** START Material to process **

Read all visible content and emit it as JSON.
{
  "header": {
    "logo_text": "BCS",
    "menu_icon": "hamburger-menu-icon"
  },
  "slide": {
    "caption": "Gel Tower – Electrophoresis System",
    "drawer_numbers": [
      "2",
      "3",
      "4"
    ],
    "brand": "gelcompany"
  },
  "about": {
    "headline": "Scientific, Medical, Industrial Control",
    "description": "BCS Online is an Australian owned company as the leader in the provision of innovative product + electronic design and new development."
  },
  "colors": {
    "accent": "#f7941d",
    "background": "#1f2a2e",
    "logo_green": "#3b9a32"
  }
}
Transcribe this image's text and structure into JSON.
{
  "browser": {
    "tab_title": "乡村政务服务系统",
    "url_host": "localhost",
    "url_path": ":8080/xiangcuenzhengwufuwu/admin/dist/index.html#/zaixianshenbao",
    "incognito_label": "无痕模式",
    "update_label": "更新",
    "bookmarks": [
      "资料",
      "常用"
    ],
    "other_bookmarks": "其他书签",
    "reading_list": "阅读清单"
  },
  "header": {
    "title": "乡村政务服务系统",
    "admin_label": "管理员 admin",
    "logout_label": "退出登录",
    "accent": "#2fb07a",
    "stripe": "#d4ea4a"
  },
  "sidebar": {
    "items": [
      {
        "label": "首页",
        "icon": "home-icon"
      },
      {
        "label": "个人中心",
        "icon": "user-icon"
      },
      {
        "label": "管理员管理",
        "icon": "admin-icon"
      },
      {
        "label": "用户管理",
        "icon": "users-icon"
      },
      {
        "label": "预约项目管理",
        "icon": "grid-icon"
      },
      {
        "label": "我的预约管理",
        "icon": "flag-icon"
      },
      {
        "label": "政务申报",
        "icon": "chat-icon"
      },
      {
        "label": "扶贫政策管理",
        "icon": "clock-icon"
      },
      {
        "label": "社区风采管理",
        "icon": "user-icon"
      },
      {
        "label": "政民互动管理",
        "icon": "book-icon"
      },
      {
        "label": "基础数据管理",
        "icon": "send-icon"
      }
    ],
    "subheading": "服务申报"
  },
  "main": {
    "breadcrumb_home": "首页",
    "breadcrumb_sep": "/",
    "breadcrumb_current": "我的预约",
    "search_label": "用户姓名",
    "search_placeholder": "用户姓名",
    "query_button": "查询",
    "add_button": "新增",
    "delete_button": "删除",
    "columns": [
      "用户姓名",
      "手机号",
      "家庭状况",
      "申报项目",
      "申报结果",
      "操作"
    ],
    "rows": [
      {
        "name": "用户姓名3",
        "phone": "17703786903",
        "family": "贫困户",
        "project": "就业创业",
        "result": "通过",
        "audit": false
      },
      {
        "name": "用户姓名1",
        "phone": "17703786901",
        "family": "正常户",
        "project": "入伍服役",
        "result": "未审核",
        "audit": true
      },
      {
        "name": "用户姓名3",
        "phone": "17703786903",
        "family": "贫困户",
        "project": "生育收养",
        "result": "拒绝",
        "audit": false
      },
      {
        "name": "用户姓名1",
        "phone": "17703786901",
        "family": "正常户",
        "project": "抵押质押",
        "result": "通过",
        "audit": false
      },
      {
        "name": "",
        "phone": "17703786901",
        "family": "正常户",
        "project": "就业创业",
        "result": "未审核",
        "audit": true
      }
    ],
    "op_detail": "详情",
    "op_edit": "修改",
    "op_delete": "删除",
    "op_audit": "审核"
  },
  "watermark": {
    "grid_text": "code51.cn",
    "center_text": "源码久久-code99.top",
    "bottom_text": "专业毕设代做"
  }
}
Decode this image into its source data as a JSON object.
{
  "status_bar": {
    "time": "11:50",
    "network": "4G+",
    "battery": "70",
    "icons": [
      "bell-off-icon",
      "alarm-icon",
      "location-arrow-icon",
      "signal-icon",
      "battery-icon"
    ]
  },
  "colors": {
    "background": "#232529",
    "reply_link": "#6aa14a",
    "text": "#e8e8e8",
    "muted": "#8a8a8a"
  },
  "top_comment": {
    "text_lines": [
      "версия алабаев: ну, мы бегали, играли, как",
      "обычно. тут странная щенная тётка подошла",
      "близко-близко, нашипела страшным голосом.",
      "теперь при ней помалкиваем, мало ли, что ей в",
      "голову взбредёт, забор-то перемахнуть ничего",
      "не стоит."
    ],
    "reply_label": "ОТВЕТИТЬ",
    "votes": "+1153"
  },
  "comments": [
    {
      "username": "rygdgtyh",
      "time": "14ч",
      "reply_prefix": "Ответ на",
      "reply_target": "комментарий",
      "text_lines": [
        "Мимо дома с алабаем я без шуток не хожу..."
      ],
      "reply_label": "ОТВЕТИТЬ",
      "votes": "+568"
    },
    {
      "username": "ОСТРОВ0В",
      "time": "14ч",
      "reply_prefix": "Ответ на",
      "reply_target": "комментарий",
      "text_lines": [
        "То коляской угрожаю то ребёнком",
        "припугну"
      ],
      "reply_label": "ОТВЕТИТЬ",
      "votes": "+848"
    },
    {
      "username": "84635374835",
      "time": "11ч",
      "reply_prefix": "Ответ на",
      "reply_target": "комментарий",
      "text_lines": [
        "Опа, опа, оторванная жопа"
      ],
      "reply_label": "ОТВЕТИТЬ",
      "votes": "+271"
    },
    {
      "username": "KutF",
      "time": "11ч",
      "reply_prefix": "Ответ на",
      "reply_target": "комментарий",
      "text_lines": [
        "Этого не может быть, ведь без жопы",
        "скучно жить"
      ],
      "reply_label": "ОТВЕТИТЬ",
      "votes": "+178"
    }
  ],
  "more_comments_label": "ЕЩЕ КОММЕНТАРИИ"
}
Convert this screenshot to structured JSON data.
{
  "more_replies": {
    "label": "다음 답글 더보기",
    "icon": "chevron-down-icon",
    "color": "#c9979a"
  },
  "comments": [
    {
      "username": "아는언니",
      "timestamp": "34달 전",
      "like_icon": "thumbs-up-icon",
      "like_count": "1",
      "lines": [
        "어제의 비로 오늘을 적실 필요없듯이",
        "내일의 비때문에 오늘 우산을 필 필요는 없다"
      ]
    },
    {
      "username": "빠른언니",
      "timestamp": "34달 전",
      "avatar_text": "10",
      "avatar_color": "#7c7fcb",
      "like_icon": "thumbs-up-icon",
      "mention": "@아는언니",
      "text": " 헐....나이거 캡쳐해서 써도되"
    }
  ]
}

** END Material to process **

* **What you need to do**
Reproduce only the lines running from the one with "Convert this screenshot" through the final line of the listing above, both ends included.

* **Output for this task**
Convert this screenshot to structured JSON data.
{
  "more_replies": {
    "label": "다음 답글 더보기",
    "icon": "chevron-down-icon",
    "color": "#c9979a"
  },
  "comments": [
    {
      "username": "아는언니",
      "timestamp": "34달 전",
      "like_icon": "thumbs-up-icon",
      "like_count": "1",
      "lines": [
        "어제의 비로 오늘을 적실 필요없듯이",
        "내일의 비때문에 오늘 우산을 필 필요는 없다"
      ]
    },
    {
      "username": "빠른언니",
      "timestamp": "34달 전",
      "avatar_text": "10",
      "avatar_color": "#7c7fcb",
      "like_icon": "thumbs-up-icon",
      "mention": "@아는언니",
      "text": " 헐....나이거 캡쳐해서 써도되"
    }
  ]
}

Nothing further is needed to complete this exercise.